START AVAILABLE DATA

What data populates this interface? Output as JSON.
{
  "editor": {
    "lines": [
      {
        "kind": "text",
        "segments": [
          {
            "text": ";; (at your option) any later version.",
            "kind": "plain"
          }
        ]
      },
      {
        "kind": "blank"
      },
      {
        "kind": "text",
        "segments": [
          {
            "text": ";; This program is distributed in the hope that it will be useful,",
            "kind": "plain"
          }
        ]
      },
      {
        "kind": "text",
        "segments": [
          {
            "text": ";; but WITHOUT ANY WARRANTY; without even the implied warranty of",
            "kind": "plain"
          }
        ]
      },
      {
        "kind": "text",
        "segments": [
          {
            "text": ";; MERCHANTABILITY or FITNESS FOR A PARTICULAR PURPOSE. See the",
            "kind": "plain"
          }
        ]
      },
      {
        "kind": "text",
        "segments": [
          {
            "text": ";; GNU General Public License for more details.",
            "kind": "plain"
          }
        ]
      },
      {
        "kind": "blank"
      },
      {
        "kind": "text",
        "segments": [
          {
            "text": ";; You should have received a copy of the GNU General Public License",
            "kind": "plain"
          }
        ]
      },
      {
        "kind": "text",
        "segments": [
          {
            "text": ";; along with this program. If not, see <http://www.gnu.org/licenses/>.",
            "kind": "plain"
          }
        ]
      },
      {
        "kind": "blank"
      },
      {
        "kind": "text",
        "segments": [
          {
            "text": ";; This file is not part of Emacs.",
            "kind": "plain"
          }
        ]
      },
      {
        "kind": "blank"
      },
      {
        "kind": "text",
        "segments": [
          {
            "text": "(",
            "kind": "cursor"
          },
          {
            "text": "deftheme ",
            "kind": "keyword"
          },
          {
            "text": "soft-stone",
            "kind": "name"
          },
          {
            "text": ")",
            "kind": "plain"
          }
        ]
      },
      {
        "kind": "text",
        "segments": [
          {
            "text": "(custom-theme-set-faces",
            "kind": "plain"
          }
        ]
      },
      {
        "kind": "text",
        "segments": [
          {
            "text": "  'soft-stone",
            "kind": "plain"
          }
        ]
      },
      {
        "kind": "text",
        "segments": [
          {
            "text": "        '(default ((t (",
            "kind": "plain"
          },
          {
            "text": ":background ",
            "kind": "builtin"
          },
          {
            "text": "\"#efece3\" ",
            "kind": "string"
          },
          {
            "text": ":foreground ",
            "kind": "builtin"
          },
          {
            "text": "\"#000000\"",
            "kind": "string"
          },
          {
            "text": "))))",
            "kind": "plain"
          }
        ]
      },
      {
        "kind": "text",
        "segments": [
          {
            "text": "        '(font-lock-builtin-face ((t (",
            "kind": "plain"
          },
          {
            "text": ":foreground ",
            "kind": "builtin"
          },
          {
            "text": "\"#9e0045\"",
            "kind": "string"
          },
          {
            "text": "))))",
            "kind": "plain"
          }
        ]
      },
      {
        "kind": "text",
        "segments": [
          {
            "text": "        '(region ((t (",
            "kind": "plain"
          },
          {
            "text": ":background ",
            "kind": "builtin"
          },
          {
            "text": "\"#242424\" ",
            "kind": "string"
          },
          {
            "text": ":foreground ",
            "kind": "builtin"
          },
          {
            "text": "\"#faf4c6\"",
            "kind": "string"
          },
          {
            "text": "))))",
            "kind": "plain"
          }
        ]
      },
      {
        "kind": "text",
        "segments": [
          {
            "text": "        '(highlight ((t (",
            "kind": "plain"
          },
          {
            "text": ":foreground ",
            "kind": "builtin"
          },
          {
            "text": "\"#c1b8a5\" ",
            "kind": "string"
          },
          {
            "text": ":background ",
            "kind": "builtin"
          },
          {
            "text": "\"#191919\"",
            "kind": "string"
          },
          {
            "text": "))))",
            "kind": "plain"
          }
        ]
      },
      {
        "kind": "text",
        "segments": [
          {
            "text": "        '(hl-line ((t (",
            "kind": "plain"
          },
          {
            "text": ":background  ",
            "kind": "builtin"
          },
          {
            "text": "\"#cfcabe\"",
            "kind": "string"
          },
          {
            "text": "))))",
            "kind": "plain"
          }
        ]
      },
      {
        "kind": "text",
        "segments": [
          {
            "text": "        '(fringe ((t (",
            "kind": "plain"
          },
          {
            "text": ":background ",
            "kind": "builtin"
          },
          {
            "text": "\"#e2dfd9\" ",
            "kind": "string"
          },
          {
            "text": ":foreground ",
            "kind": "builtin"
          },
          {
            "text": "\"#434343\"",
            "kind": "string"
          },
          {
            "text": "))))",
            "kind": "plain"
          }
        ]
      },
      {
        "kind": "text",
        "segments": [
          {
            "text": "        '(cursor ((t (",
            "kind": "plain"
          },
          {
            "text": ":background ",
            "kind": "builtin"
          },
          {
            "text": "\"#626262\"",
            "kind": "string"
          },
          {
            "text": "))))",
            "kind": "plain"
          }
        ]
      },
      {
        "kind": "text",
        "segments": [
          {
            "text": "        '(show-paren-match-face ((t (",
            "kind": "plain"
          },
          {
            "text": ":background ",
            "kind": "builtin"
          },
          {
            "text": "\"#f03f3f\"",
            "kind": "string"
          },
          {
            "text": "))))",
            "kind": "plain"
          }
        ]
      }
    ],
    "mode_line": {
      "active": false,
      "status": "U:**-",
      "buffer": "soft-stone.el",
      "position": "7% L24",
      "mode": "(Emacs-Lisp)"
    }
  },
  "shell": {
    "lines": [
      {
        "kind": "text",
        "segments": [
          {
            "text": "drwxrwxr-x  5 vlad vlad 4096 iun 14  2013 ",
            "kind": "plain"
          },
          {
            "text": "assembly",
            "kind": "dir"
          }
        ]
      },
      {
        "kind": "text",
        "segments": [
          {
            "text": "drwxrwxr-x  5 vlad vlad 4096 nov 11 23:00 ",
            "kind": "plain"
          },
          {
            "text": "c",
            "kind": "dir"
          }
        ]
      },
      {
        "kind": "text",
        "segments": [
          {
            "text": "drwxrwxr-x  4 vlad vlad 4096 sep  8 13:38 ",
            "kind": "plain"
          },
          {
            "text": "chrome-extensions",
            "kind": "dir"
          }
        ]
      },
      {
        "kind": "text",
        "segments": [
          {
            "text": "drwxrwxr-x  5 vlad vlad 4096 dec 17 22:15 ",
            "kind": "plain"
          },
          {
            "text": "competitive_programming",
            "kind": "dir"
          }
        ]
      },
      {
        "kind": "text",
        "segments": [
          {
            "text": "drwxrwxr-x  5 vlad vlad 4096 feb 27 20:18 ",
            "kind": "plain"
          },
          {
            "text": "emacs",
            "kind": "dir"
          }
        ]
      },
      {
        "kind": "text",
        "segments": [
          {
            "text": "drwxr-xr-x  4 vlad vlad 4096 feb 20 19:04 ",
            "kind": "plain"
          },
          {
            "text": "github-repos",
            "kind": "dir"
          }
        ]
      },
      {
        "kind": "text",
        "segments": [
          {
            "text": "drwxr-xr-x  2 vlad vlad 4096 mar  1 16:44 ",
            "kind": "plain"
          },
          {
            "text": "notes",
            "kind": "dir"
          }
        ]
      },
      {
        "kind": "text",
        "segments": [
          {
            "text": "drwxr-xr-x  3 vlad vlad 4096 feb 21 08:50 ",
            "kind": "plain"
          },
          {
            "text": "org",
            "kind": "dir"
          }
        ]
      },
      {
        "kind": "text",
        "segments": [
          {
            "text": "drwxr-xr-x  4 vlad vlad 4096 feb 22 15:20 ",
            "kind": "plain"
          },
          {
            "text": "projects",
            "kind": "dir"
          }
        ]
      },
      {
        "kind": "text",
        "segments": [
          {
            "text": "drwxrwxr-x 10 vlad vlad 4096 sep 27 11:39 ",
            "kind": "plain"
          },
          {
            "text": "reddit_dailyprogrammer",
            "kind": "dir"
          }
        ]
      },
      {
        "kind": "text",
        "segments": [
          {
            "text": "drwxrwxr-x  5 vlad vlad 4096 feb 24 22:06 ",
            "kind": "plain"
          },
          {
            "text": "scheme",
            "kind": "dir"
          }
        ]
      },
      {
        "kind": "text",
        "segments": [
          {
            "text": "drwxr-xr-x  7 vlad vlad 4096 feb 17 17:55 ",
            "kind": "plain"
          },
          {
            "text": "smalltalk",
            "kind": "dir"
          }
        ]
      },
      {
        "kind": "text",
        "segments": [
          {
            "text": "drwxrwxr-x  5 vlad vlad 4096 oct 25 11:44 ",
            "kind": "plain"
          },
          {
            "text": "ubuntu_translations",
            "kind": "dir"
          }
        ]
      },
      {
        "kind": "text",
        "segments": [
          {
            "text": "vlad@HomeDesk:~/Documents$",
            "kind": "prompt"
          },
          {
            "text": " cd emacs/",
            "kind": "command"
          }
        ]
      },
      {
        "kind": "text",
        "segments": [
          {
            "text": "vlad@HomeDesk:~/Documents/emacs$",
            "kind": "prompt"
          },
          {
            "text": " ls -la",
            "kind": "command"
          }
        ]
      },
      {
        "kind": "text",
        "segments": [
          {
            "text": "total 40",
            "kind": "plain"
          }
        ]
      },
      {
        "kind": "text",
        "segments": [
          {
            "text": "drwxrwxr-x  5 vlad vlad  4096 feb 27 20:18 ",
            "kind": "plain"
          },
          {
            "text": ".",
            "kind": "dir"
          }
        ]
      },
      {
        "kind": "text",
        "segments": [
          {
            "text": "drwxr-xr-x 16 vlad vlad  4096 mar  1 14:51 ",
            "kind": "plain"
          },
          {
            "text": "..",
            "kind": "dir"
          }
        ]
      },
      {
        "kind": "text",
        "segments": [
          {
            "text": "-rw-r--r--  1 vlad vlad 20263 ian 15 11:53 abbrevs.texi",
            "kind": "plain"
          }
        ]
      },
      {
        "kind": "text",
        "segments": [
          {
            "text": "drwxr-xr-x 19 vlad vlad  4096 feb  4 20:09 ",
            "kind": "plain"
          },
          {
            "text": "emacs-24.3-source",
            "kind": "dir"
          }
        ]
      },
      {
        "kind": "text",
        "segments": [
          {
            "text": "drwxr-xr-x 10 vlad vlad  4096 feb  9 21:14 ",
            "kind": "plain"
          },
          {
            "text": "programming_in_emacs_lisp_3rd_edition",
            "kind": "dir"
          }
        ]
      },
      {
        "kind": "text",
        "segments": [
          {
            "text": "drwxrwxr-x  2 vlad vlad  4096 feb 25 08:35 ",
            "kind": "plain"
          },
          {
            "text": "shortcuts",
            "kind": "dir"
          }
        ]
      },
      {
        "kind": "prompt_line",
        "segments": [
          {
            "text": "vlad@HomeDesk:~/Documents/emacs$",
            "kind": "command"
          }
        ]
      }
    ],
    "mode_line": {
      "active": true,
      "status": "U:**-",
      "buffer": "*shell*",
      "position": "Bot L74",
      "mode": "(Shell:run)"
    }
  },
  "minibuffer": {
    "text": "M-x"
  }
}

END AVAILABLE DATA

# [EXERCISE]
Find every line in the records that has the string "soft", then state how many there are and nothing else.

# [REPLY]
3